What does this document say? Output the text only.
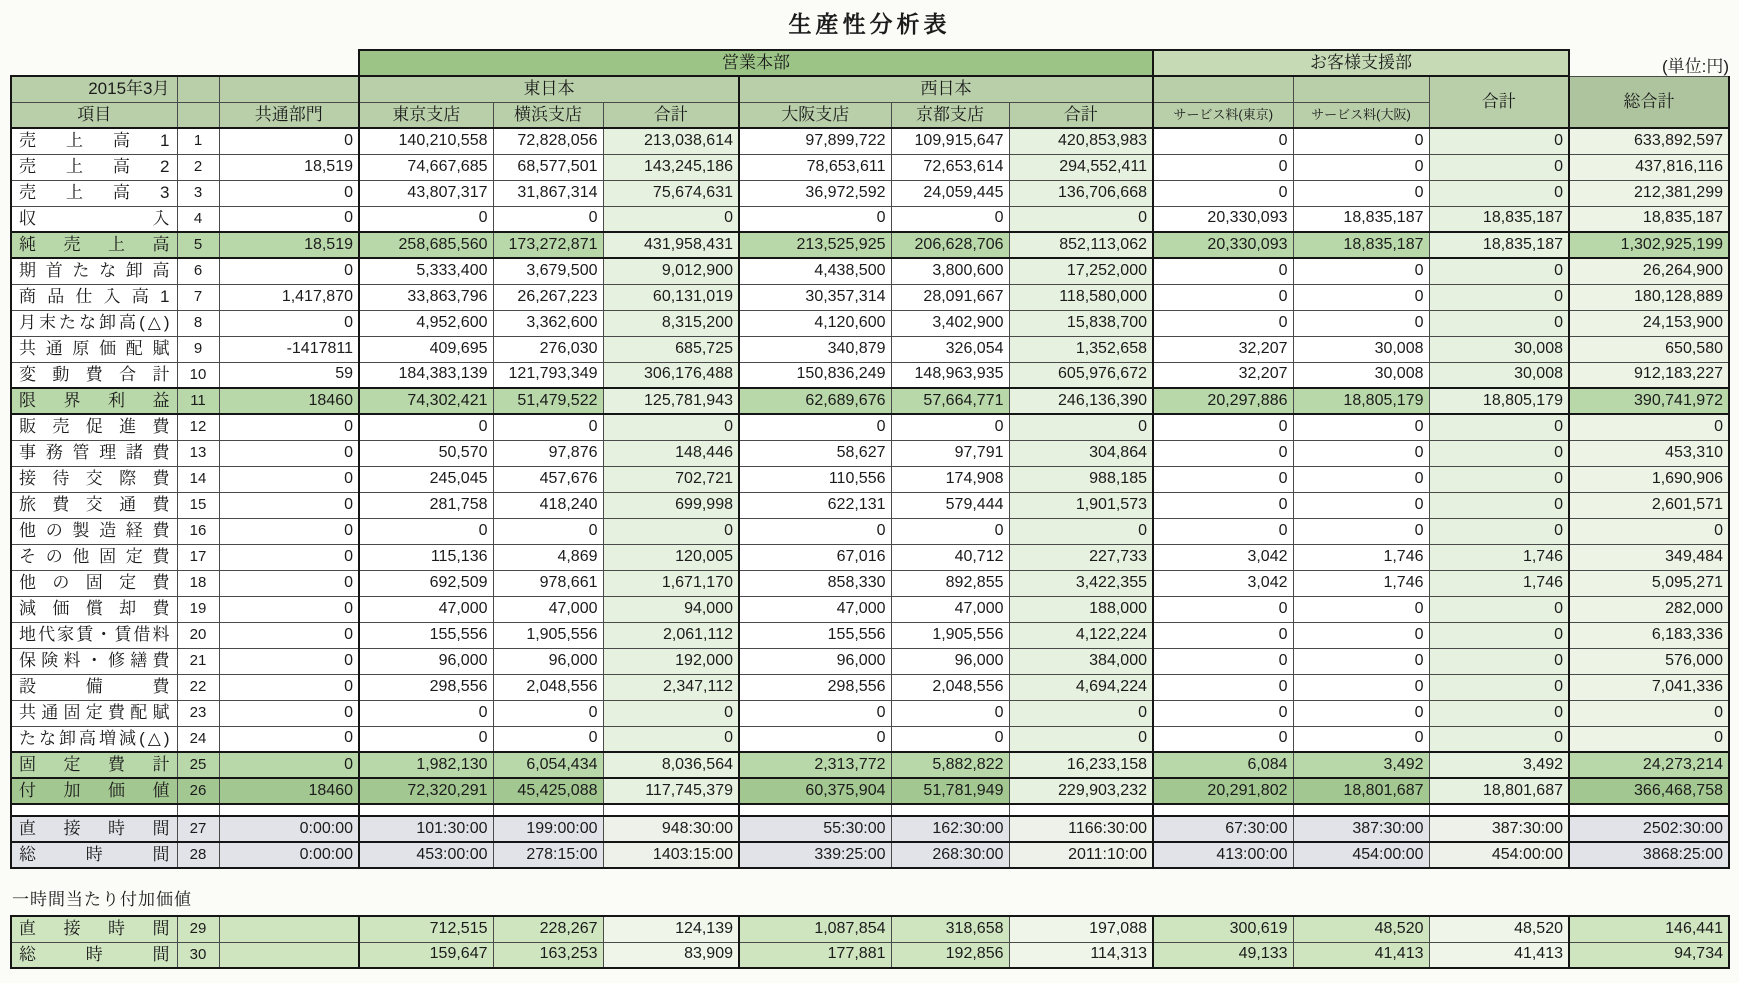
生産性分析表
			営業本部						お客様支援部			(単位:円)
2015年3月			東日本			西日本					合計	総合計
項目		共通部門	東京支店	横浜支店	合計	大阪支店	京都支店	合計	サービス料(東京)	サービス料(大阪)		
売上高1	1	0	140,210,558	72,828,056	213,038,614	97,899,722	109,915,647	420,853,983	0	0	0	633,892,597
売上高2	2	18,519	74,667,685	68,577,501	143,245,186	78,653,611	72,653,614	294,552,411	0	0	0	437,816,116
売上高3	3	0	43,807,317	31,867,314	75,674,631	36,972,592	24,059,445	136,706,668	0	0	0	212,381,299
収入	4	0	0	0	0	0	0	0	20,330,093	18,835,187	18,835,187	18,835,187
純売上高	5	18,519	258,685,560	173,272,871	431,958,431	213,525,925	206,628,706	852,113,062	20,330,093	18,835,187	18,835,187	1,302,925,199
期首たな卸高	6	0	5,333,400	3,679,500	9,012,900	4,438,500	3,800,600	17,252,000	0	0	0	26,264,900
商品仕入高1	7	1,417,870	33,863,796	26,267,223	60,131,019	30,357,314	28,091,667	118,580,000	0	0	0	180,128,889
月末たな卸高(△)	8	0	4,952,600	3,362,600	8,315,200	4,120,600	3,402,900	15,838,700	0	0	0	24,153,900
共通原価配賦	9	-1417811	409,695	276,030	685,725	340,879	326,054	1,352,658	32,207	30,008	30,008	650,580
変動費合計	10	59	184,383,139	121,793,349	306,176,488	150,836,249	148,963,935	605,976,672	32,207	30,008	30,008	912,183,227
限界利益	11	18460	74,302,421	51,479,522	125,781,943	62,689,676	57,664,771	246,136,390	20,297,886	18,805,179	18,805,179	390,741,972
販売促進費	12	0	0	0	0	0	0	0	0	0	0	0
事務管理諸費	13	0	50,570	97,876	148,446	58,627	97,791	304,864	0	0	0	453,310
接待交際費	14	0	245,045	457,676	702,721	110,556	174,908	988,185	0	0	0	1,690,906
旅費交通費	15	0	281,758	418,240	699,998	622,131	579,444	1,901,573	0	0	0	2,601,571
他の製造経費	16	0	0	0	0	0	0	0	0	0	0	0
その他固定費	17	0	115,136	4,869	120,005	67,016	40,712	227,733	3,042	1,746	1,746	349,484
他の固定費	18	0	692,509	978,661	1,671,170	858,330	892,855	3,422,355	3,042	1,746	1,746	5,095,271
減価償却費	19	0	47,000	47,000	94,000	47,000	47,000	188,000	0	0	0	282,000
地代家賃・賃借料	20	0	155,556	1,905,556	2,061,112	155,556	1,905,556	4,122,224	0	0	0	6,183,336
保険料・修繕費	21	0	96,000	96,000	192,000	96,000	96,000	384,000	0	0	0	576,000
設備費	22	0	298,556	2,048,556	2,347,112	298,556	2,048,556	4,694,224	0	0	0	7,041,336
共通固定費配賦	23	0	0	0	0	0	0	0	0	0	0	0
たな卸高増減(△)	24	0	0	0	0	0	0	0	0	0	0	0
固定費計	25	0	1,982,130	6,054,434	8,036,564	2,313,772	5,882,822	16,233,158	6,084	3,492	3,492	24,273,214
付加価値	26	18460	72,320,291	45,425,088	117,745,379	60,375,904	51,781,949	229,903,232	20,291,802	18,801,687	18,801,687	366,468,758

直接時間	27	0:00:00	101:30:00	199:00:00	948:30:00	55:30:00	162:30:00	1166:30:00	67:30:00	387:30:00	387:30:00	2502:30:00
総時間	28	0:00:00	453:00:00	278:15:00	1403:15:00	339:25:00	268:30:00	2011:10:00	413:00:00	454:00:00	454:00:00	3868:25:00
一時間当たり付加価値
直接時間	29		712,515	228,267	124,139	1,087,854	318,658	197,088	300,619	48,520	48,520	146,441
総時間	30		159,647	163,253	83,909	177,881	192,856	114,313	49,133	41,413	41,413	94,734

^^^^^^^^

## What the exercise asks:
Repeat each entry above word for word, leaving every picture out.

## Task response:
What does this document say? Output the text only.
生産性分析表
			営業本部						お客様支援部			(単位:円)
2015年3月			東日本			西日本					合計	総合計
項目		共通部門	東京支店	横浜支店	合計	大阪支店	京都支店	合計	サービス料(東京)	サービス料(大阪)		
売上高1	1	0	140,210,558	72,828,056	213,038,614	97,899,722	109,915,647	420,853,983	0	0	0	633,892,597
売上高2	2	18,519	74,667,685	68,577,501	143,245,186	78,653,611	72,653,614	294,552,411	0	0	0	437,816,116
売上高3	3	0	43,807,317	31,867,314	75,674,631	36,972,592	24,059,445	136,706,668	0	0	0	212,381,299
収入	4	0	0	0	0	0	0	0	20,330,093	18,835,187	18,835,187	18,835,187
純売上高	5	18,519	258,685,560	173,272,871	431,958,431	213,525,925	206,628,706	852,113,062	20,330,093	18,835,187	18,835,187	1,302,925,199
期首たな卸高	6	0	5,333,400	3,679,500	9,012,900	4,438,500	3,800,600	17,252,000	0	0	0	26,264,900
商品仕入高1	7	1,417,870	33,863,796	26,267,223	60,131,019	30,357,314	28,091,667	118,580,000	0	0	0	180,128,889
月末たな卸高(△)	8	0	4,952,600	3,362,600	8,315,200	4,120,600	3,402,900	15,838,700	0	0	0	24,153,900
共通原価配賦	9	-1417811	409,695	276,030	685,725	340,879	326,054	1,352,658	32,207	30,008	30,008	650,580
変動費合計	10	59	184,383,139	121,793,349	306,176,488	150,836,249	148,963,935	605,976,672	32,207	30,008	30,008	912,183,227
限界利益	11	18460	74,302,421	51,479,522	125,781,943	62,689,676	57,664,771	246,136,390	20,297,886	18,805,179	18,805,179	390,741,972
販売促進費	12	0	0	0	0	0	0	0	0	0	0	0
事務管理諸費	13	0	50,570	97,876	148,446	58,627	97,791	304,864	0	0	0	453,310
接待交際費	14	0	245,045	457,676	702,721	110,556	174,908	988,185	0	0	0	1,690,906
旅費交通費	15	0	281,758	418,240	699,998	622,131	579,444	1,901,573	0	0	0	2,601,571
他の製造経費	16	0	0	0	0	0	0	0	0	0	0	0
その他固定費	17	0	115,136	4,869	120,005	67,016	40,712	227,733	3,042	1,746	1,746	349,484
他の固定費	18	0	692,509	978,661	1,671,170	858,330	892,855	3,422,355	3,042	1,746	1,746	5,095,271
減価償却費	19	0	47,000	47,000	94,000	47,000	47,000	188,000	0	0	0	282,000
地代家賃・賃借料	20	0	155,556	1,905,556	2,061,112	155,556	1,905,556	4,122,224	0	0	0	6,183,336
保険料・修繕費	21	0	96,000	96,000	192,000	96,000	96,000	384,000	0	0	0	576,000
設備費	22	0	298,556	2,048,556	2,347,112	298,556	2,048,556	4,694,224	0	0	0	7,041,336
共通固定費配賦	23	0	0	0	0	0	0	0	0	0	0	0
たな卸高増減(△)	24	0	0	0	0	0	0	0	0	0	0	0
固定費計	25	0	1,982,130	6,054,434	8,036,564	2,313,772	5,882,822	16,233,158	6,084	3,492	3,492	24,273,214
付加価値	26	18460	72,320,291	45,425,088	117,745,379	60,375,904	51,781,949	229,903,232	20,291,802	18,801,687	18,801,687	366,468,758

直接時間	27	0:00:00	101:30:00	199:00:00	948:30:00	55:30:00	162:30:00	1166:30:00	67:30:00	387:30:00	387:30:00	2502:30:00
総時間	28	0:00:00	453:00:00	278:15:00	1403:15:00	339:25:00	268:30:00	2011:10:00	413:00:00	454:00:00	454:00:00	3868:25:00
一時間当たり付加価値
直接時間	29		712,515	228,267	124,139	1,087,854	318,658	197,088	300,619	48,520	48,520	146,441
総時間	30		159,647	163,253	83,909	177,881	192,856	114,313	49,133	41,413	41,413	94,734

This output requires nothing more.